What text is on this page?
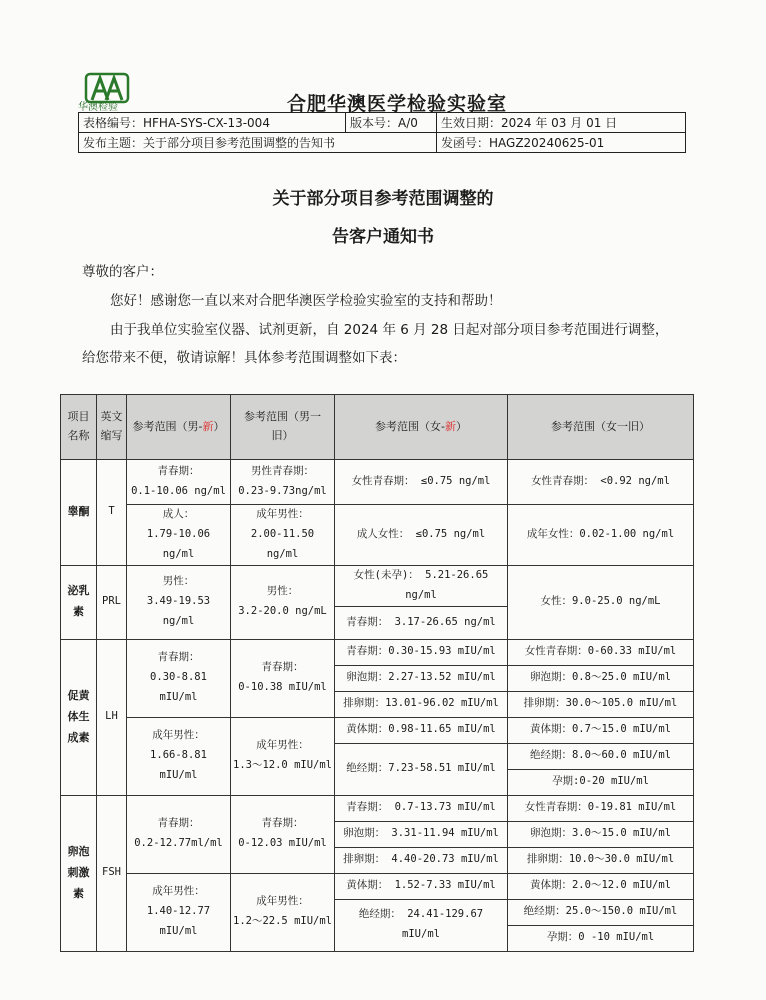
华澳检验	合肥华澳医学检验实验室
表格编号：HFHA-SYS-CX-13-004	版本号：A/0	生效日期：2024 年 03 月 01 日
发布主题：关于部分项目参考范围调整的告知书		发函号：HAGZ20240625-01
关于部分项目参考范围调整的
告客户通知书
尊敬的客户：
您好！感谢您一直以来对合肥华澳医学检验实验室的支持和帮助！
由于我单位实验室仪器、试剂更新，自 2024 年 6 月 28 日起对部分项目参考范围进行调整，
给您带来不便，敬请谅解！具体参考范围调整如下表：
项目
名称	英文
缩写	参考范围（男-新）	参考范围（男一
旧）	参考范围（女-新）	参考范围（女一旧）
睾酮	T	青春期：
0.1-10.06 ng/ml	男性青春期：
0.23-9.73ng/ml	女性青春期： ≤0.75 ng/ml	女性青春期： <0.92 ng/ml
		成人：
1.79-10.06 ng/ml	成年男性：
2.00-11.50 ng/ml	成人女性： ≤0.75 ng/ml	成年女性：0.02-1.00 ng/ml
泌乳
素	PRL	男性：
3.49-19.53 ng/ml	男性：
3.2-20.0 ng/mL	女性(未孕)： 5.21-26.65 ng/ml	女性：9.0-25.0 ng/mL
				青春期： 3.17-26.65 ng/ml	
促黄
体生
成素	LH	青春期：
0.30-8.81 mIU/ml	青春期：
0-10.38 mIU/ml	青春期：0.30-15.93 mIU/ml	女性青春期：0-60.33 mIU/ml
				卵泡期：2.27-13.52 mIU/ml	卵泡期：0.8～25.0 mIU/ml
				排卵期：13.01-96.02 mIU/ml	排卵期：30.0～105.0 mIU/ml
		成年男性：
1.66-8.81 mIU/ml	成年男性：
1.3～12.0 mIU/ml	黄体期：0.98-11.65 mIU/ml	黄体期：0.7～15.0 mIU/ml
				绝经期：7.23-58.51 mIU/ml	绝经期：8.0～60.0 mIU/ml
					孕期:0-20 mIU/ml
卵泡
刺激
素	FSH	青春期：
0.2-12.77ml/ml	青春期：
0-12.03 mIU/ml	青春期： 0.7-13.73 mIU/ml	女性青春期：0-19.81 mIU/ml
				卵泡期： 3.31-11.94 mIU/ml	卵泡期：3.0～15.0 mIU/ml
				排卵期： 4.40-20.73 mIU/ml	排卵期：10.0～30.0 mIU/ml
		成年男性：
1.40-12.77 mIU/ml	成年男性：
1.2～22.5 mIU/ml	黄体期： 1.52-7.33 mIU/ml	黄体期：2.0～12.0 mIU/ml
				绝经期： 24.41-129.67 mIU/ml	绝经期：25.0～150.0 mIU/ml
					孕期：0 -10 mIU/ml
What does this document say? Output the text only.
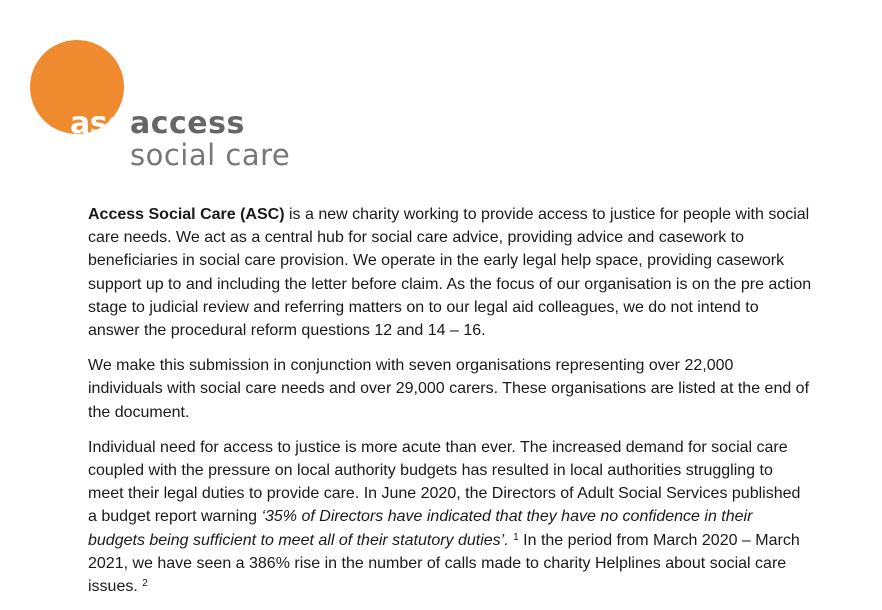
asc access
social care

Access Social Care (ASC) is a new charity working to provide access to justice for people with social care needs. We act as a central hub for social care advice, providing advice and casework to beneficiaries in social care provision. We operate in the early legal help space, providing casework support up to and including the letter before claim. As the focus of our organisation is on the pre action stage to judicial review and referring matters on to our legal aid colleagues, we do not intend to answer the procedural reform questions 12 and 14 – 16.

We make this submission in conjunction with seven organisations representing over 22,000 individuals with social care needs and over 29,000 carers. These organisations are listed at the end of the document.

Individual need for access to justice is more acute than ever. The increased demand for social care coupled with the pressure on local authority budgets has resulted in local authorities struggling to meet their legal duties to provide care. In June 2020, the Directors of Adult Social Services published a budget report warning ‘35% of Directors have indicated that they have no confidence in their budgets being sufficient to meet all of their statutory duties’. $^1$ In the period from March 2020 – March 2021, we have seen a 386% rise in the number of calls made to charity Helplines about social care issues. $^2$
------------------------------
■ **WRITTEN EXERCISE**
Write the records out once more, exactly as they appear, with no pictures.

■ **CORRECT RESPONSE**
What text is on this page?
华澳检验	合肥华澳医学检验实验室
表格编号：HFHA-SYS-CX-13-004	版本号：A/0	生效日期：2024 年 03 月 01 日
发布主题：关于部分项目参考范围调整的告知书		发函号：HAGZ20240625-01
关于部分项目参考范围调整的
告客户通知书
尊敬的客户：
您好！感谢您一直以来对合肥华澳医学检验实验室的支持和帮助！
由于我单位实验室仪器、试剂更新，自 2024 年 6 月 28 日起对部分项目参考范围进行调整，
给您带来不便，敬请谅解！具体参考范围调整如下表：
项目
名称	英文
缩写	参考范围（男-新）	参考范围（男一
旧）	参考范围（女-新）	参考范围（女一旧）
睾酮	T	青春期：
0.1-10.06 ng/ml	男性青春期：
0.23-9.73ng/ml	女性青春期： ≤0.75 ng/ml	女性青春期： <0.92 ng/ml
		成人：
1.79-10.06 ng/ml	成年男性：
2.00-11.50 ng/ml	成人女性： ≤0.75 ng/ml	成年女性：0.02-1.00 ng/ml
泌乳
素	PRL	男性：
3.49-19.53 ng/ml	男性：
3.2-20.0 ng/mL	女性(未孕)： 5.21-26.65 ng/ml	女性：9.0-25.0 ng/mL
				青春期： 3.17-26.65 ng/ml	
促黄
体生
成素	LH	青春期：
0.30-8.81 mIU/ml	青春期：
0-10.38 mIU/ml	青春期：0.30-15.93 mIU/ml	女性青春期：0-60.33 mIU/ml
				卵泡期：2.27-13.52 mIU/ml	卵泡期：0.8～25.0 mIU/ml
				排卵期：13.01-96.02 mIU/ml	排卵期：30.0～105.0 mIU/ml
		成年男性：
1.66-8.81 mIU/ml	成年男性：
1.3～12.0 mIU/ml	黄体期：0.98-11.65 mIU/ml	黄体期：0.7～15.0 mIU/ml
				绝经期：7.23-58.51 mIU/ml	绝经期：8.0～60.0 mIU/ml
					孕期:0-20 mIU/ml
卵泡
刺激
素	FSH	青春期：
0.2-12.77ml/ml	青春期：
0-12.03 mIU/ml	青春期： 0.7-13.73 mIU/ml	女性青春期：0-19.81 mIU/ml
				卵泡期： 3.31-11.94 mIU/ml	卵泡期：3.0～15.0 mIU/ml
				排卵期： 4.40-20.73 mIU/ml	排卵期：10.0～30.0 mIU/ml
		成年男性：
1.40-12.77 mIU/ml	成年男性：
1.2～22.5 mIU/ml	黄体期： 1.52-7.33 mIU/ml	黄体期：2.0～12.0 mIU/ml
				绝经期： 24.41-129.67 mIU/ml	绝经期：25.0～150.0 mIU/ml
					孕期：0 -10 mIU/ml
What does this document say? Output the text only.
asc access
social care

Access Social Care (ASC) is a new charity working to provide access to justice for people with social care needs. We act as a central hub for social care advice, providing advice and casework to beneficiaries in social care provision. We operate in the early legal help space, providing casework support up to and including the letter before claim. As the focus of our organisation is on the pre action stage to judicial review and referring matters on to our legal aid colleagues, we do not intend to answer the procedural reform questions 12 and 14 – 16.

We make this submission in conjunction with seven organisations representing over 22,000 individuals with social care needs and over 29,000 carers. These organisations are listed at the end of the document.

Individual need for access to justice is more acute than ever. The increased demand for social care coupled with the pressure on local authority budgets has resulted in local authorities struggling to meet their legal duties to provide care. In June 2020, the Directors of Adult Social Services published a budget report warning ‘35% of Directors have indicated that they have no confidence in their budgets being sufficient to meet all of their statutory duties’. $^1$ In the period from March 2020 – March 2021, we have seen a 386% rise in the number of calls made to charity Helplines about social care issues. $^2$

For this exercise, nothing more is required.